WORK TO DO -> Print these lines exactly, omitting the pictures.

DATASET EXTRACT ->

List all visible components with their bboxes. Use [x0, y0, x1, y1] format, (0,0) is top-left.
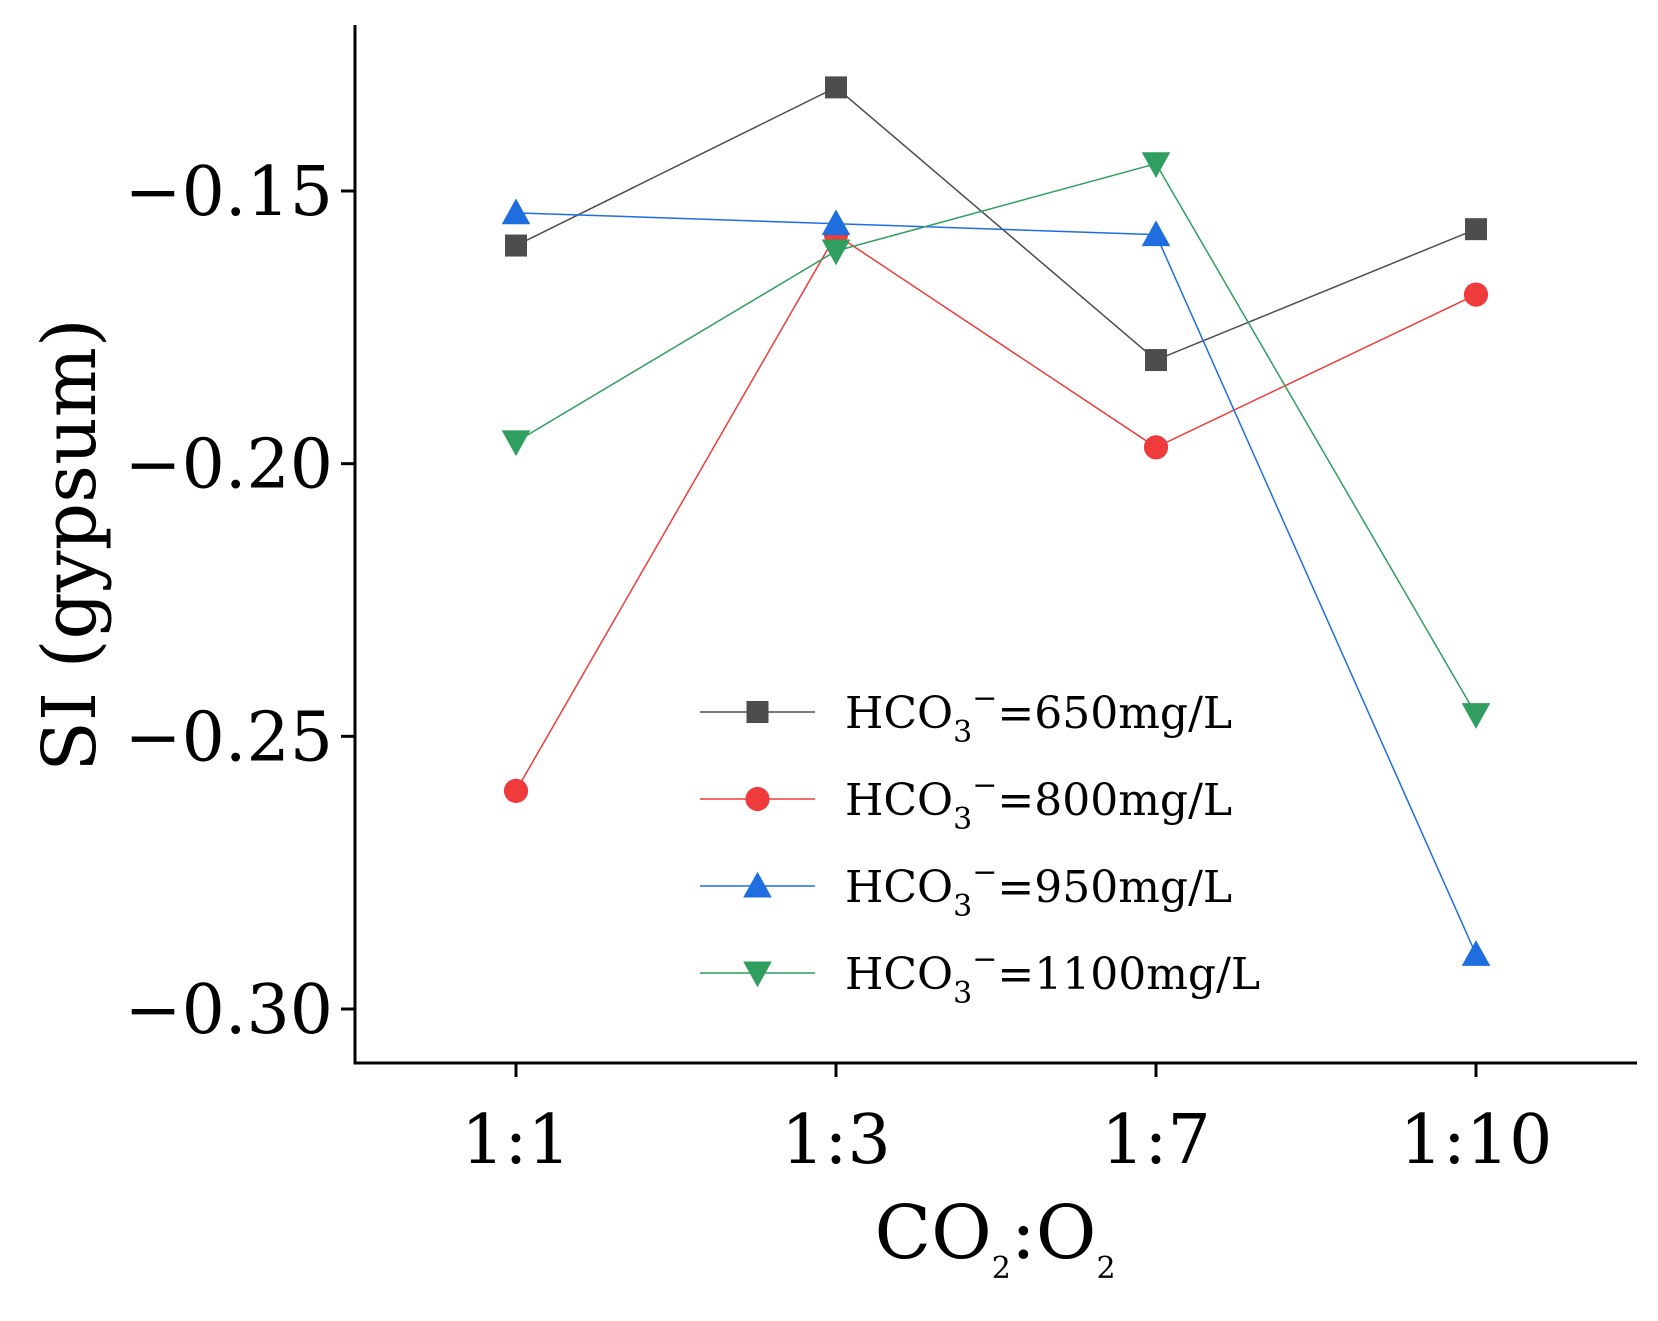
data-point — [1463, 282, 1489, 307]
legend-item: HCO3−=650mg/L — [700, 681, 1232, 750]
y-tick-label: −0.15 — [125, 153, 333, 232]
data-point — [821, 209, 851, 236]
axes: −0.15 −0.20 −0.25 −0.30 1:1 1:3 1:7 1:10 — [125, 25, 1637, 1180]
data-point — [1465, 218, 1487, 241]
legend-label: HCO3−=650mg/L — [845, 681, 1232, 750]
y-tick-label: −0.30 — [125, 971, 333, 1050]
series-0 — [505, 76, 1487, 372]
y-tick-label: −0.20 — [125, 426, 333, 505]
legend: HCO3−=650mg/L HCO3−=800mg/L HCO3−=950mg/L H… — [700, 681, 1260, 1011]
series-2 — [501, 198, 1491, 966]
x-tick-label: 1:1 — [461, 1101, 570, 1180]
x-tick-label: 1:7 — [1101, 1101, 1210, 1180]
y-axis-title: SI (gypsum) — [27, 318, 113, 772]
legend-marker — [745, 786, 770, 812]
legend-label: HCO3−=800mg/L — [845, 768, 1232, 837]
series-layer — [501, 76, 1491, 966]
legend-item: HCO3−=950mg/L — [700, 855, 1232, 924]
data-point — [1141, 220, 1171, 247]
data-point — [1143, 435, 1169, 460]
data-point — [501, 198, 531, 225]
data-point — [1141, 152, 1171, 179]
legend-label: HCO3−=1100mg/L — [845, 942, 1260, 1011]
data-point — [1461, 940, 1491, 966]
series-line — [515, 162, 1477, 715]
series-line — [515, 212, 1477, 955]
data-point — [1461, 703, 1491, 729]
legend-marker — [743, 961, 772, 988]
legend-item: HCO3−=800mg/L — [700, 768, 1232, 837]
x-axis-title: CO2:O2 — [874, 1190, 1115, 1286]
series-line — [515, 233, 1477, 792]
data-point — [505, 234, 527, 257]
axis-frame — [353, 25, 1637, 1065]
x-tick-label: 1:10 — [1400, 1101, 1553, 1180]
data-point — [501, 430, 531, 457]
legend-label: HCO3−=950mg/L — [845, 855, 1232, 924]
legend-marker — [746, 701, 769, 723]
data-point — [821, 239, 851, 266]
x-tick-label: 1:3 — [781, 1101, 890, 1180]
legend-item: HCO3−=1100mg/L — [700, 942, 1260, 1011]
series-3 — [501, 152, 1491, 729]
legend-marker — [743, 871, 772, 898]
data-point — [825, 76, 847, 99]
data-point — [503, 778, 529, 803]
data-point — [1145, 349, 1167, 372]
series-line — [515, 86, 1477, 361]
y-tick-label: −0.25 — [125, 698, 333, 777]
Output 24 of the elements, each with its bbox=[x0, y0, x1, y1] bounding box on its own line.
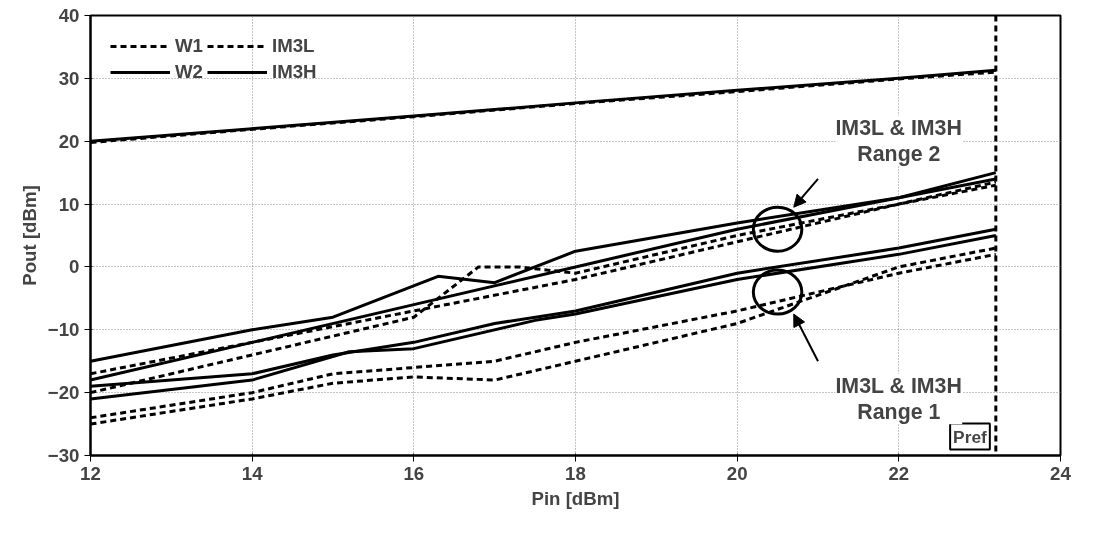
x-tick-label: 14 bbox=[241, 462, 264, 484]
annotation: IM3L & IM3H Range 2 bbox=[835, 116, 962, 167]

EXERCISE RESPONSE ->
List all visible components with their bboxes. Use [x0, y0, x1, y1] format, (0,0) is top-left.
data-point — [1463, 282, 1489, 307]
legend-item: HCO3−=650mg/L — [700, 681, 1232, 750]
y-tick-label: −0.15 — [125, 153, 333, 232]
data-point — [821, 209, 851, 236]
axes: −0.15 −0.20 −0.25 −0.30 1:1 1:3 1:7 1:10 — [125, 25, 1637, 1180]
data-point — [1465, 218, 1487, 241]
legend-label: HCO3−=650mg/L — [845, 681, 1232, 750]
y-tick-label: −0.30 — [125, 971, 333, 1050]
series-0 — [505, 76, 1487, 372]
y-tick-label: −0.20 — [125, 426, 333, 505]
legend: HCO3−=650mg/L HCO3−=800mg/L HCO3−=950mg/L H… — [700, 681, 1260, 1011]
series-2 — [501, 198, 1491, 966]
x-tick-label: 1:1 — [461, 1101, 570, 1180]
x-tick-label: 1:7 — [1101, 1101, 1210, 1180]
y-axis-title: SI (gypsum) — [27, 318, 113, 772]
legend-marker — [745, 786, 770, 812]
legend-label: HCO3−=800mg/L — [845, 768, 1232, 837]
series-layer — [501, 76, 1491, 966]
legend-item: HCO3−=950mg/L — [700, 855, 1232, 924]
data-point — [1141, 220, 1171, 247]
data-point — [1143, 435, 1169, 460]
data-point — [501, 198, 531, 225]
data-point — [1141, 152, 1171, 179]
legend-label: HCO3−=1100mg/L — [845, 942, 1260, 1011]
data-point — [1461, 940, 1491, 966]
series-line — [515, 162, 1477, 715]
series-line — [515, 212, 1477, 955]
data-point — [1461, 703, 1491, 729]
legend-marker — [743, 961, 772, 988]
legend-item: HCO3−=800mg/L — [700, 768, 1232, 837]
x-axis-title: CO2:O2 — [874, 1190, 1115, 1286]
series-line — [515, 233, 1477, 792]
data-point — [505, 234, 527, 257]
axis-frame — [353, 25, 1637, 1065]
x-tick-label: 1:10 — [1400, 1101, 1553, 1180]
data-point — [501, 430, 531, 457]
legend-label: HCO3−=950mg/L — [845, 855, 1232, 924]
legend-marker — [746, 701, 769, 723]
data-point — [821, 239, 851, 266]
x-tick-label: 1:3 — [781, 1101, 890, 1180]
legend-item: HCO3−=1100mg/L — [700, 942, 1260, 1011]
series-3 — [501, 152, 1491, 729]
legend-marker — [743, 871, 772, 898]
data-point — [825, 76, 847, 99]
data-point — [503, 778, 529, 803]
data-point — [1145, 349, 1167, 372]
series-line — [515, 86, 1477, 361]
y-tick-label: −0.25 — [125, 698, 333, 777]
Output 24 of the elements, each with its bbox=[x0, y0, x1, y1] bounding box on its own line.
x-tick-label: 14 bbox=[241, 462, 264, 484]
annotation: IM3L & IM3H Range 2 bbox=[835, 116, 962, 167]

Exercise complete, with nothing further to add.